◆ **Stated task**: Give only one thing: the number of lines that include the word "this".

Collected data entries
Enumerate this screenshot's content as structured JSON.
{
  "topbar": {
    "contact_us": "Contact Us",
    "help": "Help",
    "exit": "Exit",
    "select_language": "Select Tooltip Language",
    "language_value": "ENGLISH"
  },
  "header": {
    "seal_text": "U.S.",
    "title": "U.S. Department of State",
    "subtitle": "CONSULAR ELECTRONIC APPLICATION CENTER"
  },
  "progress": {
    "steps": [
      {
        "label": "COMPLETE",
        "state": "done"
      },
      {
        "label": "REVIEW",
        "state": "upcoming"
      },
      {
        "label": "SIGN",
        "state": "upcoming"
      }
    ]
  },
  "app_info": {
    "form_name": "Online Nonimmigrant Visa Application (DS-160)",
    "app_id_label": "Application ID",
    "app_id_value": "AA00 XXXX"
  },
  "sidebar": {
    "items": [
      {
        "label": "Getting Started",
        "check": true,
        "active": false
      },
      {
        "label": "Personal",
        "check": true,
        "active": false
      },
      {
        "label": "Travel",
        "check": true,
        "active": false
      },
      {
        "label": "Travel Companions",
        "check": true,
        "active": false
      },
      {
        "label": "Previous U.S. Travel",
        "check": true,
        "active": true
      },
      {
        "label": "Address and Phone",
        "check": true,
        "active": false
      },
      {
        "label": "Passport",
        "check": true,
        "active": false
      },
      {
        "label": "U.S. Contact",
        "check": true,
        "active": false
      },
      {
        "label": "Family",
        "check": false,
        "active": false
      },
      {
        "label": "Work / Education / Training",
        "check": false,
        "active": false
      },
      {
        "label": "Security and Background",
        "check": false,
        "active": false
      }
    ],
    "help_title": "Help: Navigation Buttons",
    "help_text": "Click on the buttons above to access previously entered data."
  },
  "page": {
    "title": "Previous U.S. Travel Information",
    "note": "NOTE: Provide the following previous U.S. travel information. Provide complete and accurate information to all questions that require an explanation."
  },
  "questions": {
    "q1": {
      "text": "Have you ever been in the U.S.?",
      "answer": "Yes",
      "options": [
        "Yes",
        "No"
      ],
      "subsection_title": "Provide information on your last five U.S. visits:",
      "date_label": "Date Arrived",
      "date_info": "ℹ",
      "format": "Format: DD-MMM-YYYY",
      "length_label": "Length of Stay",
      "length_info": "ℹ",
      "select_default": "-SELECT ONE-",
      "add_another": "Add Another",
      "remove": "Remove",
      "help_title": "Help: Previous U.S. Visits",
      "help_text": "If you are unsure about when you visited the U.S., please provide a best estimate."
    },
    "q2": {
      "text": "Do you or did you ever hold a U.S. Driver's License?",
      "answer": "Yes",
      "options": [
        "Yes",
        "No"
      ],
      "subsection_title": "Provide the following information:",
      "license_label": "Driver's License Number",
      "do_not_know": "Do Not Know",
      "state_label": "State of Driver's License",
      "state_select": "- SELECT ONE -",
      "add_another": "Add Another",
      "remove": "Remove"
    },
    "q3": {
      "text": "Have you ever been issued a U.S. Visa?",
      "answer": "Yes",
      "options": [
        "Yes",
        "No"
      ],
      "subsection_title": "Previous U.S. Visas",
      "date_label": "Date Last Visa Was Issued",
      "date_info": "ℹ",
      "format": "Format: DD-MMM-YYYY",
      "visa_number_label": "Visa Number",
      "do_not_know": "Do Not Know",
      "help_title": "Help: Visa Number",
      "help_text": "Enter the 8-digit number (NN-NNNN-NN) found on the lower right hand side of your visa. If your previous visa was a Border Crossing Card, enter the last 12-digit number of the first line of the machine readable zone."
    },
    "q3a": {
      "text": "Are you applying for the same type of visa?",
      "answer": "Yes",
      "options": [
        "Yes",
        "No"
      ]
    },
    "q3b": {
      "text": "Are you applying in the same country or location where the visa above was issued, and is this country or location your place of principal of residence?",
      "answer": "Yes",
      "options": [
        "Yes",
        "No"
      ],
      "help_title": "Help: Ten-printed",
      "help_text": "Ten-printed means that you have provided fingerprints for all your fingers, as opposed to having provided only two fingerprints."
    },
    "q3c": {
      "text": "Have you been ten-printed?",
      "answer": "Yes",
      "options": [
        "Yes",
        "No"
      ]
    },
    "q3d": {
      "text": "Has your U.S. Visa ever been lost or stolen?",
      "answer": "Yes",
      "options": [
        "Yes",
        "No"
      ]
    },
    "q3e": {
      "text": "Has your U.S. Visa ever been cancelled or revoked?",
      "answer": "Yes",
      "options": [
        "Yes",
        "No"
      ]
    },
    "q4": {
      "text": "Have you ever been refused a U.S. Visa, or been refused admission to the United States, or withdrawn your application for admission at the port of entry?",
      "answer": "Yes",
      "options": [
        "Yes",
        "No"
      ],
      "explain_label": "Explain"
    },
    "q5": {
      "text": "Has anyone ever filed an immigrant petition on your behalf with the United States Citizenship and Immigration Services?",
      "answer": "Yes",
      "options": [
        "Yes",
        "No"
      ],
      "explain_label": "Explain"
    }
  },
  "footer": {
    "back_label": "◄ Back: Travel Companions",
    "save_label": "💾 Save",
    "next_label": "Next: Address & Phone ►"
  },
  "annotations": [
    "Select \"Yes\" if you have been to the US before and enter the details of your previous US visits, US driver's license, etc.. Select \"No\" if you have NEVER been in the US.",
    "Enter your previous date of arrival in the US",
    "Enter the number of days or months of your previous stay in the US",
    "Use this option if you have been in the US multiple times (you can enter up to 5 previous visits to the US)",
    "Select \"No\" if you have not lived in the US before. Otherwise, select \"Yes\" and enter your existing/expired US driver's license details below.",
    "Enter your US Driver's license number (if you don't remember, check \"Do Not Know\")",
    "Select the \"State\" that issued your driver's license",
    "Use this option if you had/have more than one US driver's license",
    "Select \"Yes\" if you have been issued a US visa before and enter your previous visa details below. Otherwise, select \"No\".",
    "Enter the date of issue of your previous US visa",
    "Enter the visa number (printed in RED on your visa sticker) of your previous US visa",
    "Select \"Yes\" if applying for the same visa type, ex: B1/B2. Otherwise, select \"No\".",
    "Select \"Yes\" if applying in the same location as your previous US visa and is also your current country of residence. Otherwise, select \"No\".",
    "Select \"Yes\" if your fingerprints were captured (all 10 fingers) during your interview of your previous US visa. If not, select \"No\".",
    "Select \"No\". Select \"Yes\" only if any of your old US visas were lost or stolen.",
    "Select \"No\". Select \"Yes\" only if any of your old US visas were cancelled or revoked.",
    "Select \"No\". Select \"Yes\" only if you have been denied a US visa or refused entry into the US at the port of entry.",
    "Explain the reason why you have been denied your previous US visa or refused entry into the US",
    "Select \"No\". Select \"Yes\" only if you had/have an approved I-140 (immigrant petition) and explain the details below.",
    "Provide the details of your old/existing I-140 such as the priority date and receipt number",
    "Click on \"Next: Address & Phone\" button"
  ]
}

◆ **Reply to the exercise**: 4